=== Records shown ===

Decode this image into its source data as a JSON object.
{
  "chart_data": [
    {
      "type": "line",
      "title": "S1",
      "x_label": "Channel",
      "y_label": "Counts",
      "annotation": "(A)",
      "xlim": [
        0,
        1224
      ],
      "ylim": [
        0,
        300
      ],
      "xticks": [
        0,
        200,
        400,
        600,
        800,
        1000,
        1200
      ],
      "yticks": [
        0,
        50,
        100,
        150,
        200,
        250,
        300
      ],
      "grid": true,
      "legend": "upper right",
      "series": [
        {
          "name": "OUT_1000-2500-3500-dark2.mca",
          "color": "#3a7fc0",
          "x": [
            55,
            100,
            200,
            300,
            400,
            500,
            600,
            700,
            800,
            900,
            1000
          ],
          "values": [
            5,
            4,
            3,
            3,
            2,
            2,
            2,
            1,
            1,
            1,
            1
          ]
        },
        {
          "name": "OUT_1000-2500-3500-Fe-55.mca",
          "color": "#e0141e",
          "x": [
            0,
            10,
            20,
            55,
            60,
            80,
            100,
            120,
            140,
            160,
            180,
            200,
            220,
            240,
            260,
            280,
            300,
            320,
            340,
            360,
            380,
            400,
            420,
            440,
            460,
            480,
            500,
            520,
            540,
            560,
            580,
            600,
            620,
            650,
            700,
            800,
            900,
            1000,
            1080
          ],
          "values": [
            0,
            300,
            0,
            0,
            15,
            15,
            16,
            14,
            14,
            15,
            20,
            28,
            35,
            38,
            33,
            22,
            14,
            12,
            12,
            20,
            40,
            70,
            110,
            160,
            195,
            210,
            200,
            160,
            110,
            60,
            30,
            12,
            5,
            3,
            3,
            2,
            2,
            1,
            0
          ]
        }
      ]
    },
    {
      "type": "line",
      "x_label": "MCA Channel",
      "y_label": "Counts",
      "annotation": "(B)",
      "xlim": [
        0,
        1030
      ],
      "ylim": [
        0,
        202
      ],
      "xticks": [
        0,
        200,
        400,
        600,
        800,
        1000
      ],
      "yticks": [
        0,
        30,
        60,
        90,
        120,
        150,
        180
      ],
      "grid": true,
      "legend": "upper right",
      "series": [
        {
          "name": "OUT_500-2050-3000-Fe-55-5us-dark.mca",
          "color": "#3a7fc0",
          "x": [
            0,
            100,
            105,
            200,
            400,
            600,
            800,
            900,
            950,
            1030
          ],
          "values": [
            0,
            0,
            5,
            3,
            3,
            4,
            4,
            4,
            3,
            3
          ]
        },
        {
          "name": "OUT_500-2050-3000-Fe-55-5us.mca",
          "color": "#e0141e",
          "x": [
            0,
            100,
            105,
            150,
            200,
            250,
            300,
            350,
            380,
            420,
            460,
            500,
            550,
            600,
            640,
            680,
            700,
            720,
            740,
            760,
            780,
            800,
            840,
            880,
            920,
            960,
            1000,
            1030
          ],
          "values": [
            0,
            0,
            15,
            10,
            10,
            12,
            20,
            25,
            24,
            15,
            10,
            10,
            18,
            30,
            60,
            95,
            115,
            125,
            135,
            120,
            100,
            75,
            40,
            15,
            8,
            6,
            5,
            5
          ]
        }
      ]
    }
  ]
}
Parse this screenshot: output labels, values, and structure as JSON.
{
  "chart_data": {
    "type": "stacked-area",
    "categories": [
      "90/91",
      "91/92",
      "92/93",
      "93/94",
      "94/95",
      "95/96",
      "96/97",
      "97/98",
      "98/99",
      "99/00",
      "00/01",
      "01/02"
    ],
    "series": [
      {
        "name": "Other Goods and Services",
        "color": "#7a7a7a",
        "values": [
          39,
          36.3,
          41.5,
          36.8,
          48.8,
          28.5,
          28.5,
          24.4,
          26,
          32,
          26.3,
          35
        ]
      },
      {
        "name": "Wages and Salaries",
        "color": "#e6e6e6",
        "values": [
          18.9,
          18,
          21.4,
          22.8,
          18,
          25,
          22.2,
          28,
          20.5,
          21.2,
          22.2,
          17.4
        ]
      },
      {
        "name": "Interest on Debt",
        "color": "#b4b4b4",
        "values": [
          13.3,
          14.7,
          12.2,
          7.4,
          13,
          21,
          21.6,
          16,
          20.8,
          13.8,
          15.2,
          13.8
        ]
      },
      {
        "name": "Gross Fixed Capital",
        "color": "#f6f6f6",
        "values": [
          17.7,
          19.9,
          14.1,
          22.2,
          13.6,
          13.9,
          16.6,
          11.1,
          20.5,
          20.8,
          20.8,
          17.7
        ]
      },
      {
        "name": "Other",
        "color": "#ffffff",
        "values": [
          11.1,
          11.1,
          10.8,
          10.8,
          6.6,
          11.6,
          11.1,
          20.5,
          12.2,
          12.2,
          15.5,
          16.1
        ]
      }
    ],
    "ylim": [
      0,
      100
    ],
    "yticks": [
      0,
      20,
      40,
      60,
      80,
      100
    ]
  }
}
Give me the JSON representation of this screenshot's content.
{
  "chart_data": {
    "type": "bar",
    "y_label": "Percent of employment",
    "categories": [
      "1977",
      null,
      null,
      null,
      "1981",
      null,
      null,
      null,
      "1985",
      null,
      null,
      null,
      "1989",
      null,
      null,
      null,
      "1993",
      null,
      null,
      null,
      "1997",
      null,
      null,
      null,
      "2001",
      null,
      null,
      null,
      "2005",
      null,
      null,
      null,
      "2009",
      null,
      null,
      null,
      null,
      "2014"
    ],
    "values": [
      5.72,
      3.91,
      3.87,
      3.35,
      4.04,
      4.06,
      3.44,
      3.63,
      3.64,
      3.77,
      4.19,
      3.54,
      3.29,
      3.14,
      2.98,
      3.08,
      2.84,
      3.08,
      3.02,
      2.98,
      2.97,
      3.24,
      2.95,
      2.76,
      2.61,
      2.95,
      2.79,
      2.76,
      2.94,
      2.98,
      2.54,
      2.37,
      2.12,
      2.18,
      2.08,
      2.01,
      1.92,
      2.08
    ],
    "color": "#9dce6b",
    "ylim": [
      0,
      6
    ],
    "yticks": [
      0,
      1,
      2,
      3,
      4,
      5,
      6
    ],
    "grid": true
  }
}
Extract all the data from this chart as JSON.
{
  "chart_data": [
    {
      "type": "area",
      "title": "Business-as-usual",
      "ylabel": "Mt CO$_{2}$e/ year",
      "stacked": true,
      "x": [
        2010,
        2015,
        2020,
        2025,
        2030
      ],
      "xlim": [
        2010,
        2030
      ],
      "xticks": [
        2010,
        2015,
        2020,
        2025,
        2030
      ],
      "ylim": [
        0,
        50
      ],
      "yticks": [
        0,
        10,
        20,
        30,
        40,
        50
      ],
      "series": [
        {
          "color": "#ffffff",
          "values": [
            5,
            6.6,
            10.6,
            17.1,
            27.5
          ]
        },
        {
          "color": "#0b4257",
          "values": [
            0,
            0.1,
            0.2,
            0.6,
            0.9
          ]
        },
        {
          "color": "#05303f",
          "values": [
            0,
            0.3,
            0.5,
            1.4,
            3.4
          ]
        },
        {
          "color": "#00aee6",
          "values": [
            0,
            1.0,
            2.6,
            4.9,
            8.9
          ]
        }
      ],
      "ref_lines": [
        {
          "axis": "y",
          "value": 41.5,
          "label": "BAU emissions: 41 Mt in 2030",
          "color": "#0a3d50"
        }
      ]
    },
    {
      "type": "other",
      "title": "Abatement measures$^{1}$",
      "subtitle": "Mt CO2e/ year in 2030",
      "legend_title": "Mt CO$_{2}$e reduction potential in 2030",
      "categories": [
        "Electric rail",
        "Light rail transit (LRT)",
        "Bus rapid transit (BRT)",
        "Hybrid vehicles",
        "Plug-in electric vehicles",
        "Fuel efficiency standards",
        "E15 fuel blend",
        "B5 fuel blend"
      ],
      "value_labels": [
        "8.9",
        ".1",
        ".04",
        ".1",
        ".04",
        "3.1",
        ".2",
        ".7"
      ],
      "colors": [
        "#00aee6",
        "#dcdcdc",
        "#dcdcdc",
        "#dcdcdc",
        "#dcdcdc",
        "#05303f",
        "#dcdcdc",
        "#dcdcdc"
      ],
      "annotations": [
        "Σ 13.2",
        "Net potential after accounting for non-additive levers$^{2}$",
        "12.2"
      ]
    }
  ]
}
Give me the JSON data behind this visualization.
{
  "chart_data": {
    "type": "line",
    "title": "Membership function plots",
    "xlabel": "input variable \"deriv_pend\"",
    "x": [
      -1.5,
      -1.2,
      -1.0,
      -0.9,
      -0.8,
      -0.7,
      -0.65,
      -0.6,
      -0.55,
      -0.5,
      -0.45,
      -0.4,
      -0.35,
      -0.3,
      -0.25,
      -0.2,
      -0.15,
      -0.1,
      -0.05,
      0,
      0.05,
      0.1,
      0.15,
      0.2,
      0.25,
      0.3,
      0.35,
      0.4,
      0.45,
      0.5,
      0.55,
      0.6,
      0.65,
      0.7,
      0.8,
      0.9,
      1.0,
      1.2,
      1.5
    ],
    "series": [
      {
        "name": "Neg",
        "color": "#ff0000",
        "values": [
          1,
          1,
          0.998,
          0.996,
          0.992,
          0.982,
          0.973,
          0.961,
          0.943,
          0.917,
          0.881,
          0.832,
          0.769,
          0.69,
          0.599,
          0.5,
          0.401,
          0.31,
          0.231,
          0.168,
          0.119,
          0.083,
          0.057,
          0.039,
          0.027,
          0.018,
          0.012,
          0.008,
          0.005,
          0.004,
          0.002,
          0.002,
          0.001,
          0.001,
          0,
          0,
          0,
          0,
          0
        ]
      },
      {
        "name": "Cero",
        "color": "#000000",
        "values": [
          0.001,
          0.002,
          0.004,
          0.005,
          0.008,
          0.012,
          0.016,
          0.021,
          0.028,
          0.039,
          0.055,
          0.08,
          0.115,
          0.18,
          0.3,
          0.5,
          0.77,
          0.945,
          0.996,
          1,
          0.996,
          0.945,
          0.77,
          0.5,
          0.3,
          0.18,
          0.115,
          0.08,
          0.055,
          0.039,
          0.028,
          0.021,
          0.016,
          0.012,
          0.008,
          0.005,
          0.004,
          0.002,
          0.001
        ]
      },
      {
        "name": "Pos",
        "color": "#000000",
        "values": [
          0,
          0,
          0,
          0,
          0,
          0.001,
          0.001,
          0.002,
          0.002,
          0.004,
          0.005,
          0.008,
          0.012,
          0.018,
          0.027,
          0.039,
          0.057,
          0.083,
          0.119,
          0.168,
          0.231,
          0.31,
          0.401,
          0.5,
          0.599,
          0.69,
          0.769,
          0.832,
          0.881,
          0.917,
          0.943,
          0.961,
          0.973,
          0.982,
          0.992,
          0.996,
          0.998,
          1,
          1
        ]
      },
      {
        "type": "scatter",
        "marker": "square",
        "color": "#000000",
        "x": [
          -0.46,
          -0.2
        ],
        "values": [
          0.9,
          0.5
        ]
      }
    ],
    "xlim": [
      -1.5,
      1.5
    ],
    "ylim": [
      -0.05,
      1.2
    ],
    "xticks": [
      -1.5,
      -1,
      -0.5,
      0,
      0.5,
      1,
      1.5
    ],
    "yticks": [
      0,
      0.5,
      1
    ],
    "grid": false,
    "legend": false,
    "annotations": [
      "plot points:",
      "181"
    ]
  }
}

===

• [Stated problem]
Track down the lines that include the word "transit" and copy them.

• [Answer for the task]
        "Light rail transit (LRT)",
        "Bus rapid transit (BRT)",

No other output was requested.